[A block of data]
* * * * * * *

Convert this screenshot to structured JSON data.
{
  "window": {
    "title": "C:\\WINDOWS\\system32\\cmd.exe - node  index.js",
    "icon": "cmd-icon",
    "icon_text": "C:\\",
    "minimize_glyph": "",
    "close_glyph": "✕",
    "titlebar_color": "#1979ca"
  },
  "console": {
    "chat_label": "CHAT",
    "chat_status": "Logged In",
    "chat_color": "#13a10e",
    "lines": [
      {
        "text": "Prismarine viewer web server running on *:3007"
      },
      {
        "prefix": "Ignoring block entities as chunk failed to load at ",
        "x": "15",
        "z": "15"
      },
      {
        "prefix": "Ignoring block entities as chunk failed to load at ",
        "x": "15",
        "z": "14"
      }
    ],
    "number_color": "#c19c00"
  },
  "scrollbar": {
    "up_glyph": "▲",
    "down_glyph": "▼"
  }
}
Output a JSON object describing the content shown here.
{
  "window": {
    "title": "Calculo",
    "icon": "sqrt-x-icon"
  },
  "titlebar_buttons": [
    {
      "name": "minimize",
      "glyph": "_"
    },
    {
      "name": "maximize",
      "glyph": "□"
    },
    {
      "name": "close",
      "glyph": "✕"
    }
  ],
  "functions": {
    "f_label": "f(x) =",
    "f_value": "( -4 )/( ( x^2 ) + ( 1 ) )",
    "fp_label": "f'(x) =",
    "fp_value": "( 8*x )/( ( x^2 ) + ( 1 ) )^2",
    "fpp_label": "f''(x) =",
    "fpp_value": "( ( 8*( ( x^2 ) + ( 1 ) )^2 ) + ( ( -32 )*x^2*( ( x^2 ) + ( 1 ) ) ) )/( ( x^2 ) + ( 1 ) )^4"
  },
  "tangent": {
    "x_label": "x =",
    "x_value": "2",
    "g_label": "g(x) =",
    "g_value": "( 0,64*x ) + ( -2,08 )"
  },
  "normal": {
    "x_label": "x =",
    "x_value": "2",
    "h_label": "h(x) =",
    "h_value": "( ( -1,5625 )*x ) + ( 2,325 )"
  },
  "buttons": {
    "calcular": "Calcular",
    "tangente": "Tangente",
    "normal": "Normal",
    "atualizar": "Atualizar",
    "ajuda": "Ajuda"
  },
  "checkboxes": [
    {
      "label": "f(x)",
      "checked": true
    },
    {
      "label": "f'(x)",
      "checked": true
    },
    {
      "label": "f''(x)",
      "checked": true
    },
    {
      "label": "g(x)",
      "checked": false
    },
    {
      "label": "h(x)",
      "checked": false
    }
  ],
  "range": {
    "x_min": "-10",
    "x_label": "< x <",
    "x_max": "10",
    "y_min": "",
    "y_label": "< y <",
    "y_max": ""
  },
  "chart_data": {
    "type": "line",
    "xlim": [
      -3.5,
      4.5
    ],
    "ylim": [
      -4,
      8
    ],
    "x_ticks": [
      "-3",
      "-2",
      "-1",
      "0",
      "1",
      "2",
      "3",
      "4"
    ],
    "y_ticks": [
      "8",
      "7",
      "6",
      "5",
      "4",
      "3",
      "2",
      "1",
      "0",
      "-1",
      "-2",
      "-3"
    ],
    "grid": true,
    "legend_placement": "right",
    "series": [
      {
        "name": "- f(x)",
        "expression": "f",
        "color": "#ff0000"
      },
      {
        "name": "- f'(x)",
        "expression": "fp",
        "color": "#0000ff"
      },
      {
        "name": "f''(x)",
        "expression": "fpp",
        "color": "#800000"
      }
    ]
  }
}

* * * * * * *

▸ EXERCISE
Your task is to quote all of the data word for word.

▸ CORRECT RESPONSE
Convert this screenshot to structured JSON data.
{
  "window": {
    "title": "C:\\WINDOWS\\system32\\cmd.exe - node  index.js",
    "icon": "cmd-icon",
    "icon_text": "C:\\",
    "minimize_glyph": "",
    "close_glyph": "✕",
    "titlebar_color": "#1979ca"
  },
  "console": {
    "chat_label": "CHAT",
    "chat_status": "Logged In",
    "chat_color": "#13a10e",
    "lines": [
      {
        "text": "Prismarine viewer web server running on *:3007"
      },
      {
        "prefix": "Ignoring block entities as chunk failed to load at ",
        "x": "15",
        "z": "15"
      },
      {
        "prefix": "Ignoring block entities as chunk failed to load at ",
        "x": "15",
        "z": "14"
      }
    ],
    "number_color": "#c19c00"
  },
  "scrollbar": {
    "up_glyph": "▲",
    "down_glyph": "▼"
  }
}
Output a JSON object describing the content shown here.
{
  "window": {
    "title": "Calculo",
    "icon": "sqrt-x-icon"
  },
  "titlebar_buttons": [
    {
      "name": "minimize",
      "glyph": "_"
    },
    {
      "name": "maximize",
      "glyph": "□"
    },
    {
      "name": "close",
      "glyph": "✕"
    }
  ],
  "functions": {
    "f_label": "f(x) =",
    "f_value": "( -4 )/( ( x^2 ) + ( 1 ) )",
    "fp_label": "f'(x) =",
    "fp_value": "( 8*x )/( ( x^2 ) + ( 1 ) )^2",
    "fpp_label": "f''(x) =",
    "fpp_value": "( ( 8*( ( x^2 ) + ( 1 ) )^2 ) + ( ( -32 )*x^2*( ( x^2 ) + ( 1 ) ) ) )/( ( x^2 ) + ( 1 ) )^4"
  },
  "tangent": {
    "x_label": "x =",
    "x_value": "2",
    "g_label": "g(x) =",
    "g_value": "( 0,64*x ) + ( -2,08 )"
  },
  "normal": {
    "x_label": "x =",
    "x_value": "2",
    "h_label": "h(x) =",
    "h_value": "( ( -1,5625 )*x ) + ( 2,325 )"
  },
  "buttons": {
    "calcular": "Calcular",
    "tangente": "Tangente",
    "normal": "Normal",
    "atualizar": "Atualizar",
    "ajuda": "Ajuda"
  },
  "checkboxes": [
    {
      "label": "f(x)",
      "checked": true
    },
    {
      "label": "f'(x)",
      "checked": true
    },
    {
      "label": "f''(x)",
      "checked": true
    },
    {
      "label": "g(x)",
      "checked": false
    },
    {
      "label": "h(x)",
      "checked": false
    }
  ],
  "range": {
    "x_min": "-10",
    "x_label": "< x <",
    "x_max": "10",
    "y_min": "",
    "y_label": "< y <",
    "y_max": ""
  },
  "chart_data": {
    "type": "line",
    "xlim": [
      -3.5,
      4.5
    ],
    "ylim": [
      -4,
      8
    ],
    "x_ticks": [
      "-3",
      "-2",
      "-1",
      "0",
      "1",
      "2",
      "3",
      "4"
    ],
    "y_ticks": [
      "8",
      "7",
      "6",
      "5",
      "4",
      "3",
      "2",
      "1",
      "0",
      "-1",
      "-2",
      "-3"
    ],
    "grid": true,
    "legend_placement": "right",
    "series": [
      {
        "name": "- f(x)",
        "expression": "f",
        "color": "#ff0000"
      },
      {
        "name": "- f'(x)",
        "expression": "fp",
        "color": "#0000ff"
      },
      {
        "name": "f''(x)",
        "expression": "fpp",
        "color": "#800000"
      }
    ]
  }
}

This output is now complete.